• Exercise: Find the word "硬化垫圈" in the material below and gather every line that contains it.

• Raw data:
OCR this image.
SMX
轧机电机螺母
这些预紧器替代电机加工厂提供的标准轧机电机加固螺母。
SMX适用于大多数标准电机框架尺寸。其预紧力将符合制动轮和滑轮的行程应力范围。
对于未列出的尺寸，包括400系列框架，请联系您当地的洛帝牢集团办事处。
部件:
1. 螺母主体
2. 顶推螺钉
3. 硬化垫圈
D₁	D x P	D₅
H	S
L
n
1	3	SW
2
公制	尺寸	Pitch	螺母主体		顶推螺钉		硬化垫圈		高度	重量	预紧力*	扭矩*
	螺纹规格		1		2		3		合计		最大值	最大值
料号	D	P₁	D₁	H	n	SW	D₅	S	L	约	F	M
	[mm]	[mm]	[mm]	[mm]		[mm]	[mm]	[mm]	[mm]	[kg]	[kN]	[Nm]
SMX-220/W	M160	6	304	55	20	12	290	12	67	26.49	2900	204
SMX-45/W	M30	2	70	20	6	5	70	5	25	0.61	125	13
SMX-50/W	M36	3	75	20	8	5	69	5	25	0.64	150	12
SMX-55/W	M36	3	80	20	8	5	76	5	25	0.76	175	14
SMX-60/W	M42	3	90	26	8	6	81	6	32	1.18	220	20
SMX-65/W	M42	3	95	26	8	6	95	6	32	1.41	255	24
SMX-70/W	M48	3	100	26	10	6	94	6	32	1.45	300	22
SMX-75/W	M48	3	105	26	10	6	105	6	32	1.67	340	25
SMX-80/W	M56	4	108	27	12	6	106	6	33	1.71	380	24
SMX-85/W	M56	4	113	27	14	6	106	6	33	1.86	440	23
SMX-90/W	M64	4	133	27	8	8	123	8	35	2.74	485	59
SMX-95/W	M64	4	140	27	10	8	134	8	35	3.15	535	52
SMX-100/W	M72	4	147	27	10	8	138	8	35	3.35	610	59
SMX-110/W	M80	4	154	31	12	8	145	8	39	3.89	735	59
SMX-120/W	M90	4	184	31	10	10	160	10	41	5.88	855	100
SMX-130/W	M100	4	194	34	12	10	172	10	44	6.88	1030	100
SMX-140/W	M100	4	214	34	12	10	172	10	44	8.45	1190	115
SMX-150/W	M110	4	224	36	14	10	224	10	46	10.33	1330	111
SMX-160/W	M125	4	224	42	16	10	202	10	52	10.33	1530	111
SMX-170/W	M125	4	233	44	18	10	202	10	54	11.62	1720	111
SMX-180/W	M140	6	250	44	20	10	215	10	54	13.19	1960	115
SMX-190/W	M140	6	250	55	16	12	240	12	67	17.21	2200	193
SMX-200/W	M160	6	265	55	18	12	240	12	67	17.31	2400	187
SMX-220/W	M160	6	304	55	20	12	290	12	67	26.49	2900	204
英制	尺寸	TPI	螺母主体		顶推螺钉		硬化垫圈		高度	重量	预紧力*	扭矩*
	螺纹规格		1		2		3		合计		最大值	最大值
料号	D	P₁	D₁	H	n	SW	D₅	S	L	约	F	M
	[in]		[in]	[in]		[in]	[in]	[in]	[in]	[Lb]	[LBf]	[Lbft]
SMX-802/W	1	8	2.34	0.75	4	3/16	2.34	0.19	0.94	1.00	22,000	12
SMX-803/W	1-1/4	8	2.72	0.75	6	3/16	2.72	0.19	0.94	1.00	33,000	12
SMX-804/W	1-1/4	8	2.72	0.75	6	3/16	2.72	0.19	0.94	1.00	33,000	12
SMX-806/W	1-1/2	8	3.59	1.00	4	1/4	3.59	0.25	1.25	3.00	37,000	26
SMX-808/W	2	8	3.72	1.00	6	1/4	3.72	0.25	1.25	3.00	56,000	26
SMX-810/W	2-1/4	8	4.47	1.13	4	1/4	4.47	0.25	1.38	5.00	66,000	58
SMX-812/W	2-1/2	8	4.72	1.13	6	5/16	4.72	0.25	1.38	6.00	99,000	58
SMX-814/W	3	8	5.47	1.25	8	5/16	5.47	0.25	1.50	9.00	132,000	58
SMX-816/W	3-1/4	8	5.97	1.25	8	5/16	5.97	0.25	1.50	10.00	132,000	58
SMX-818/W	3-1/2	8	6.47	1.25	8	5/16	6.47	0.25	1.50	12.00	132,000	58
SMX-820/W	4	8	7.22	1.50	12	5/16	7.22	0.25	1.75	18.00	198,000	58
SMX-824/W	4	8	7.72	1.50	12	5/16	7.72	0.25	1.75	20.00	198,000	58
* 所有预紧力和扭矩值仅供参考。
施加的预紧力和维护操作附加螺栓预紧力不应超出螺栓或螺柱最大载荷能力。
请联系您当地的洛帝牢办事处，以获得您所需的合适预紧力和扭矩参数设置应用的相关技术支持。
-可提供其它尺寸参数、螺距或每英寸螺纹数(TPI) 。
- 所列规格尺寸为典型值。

• The solution:
3. 硬化垫圈
公制	尺寸	Pitch	螺母主体		顶推螺钉		硬化垫圈		高度	重量	预紧力*	扭矩*
英制	尺寸	TPI	螺母主体		顶推螺钉		硬化垫圈		高度	重量	预紧力*	扭矩*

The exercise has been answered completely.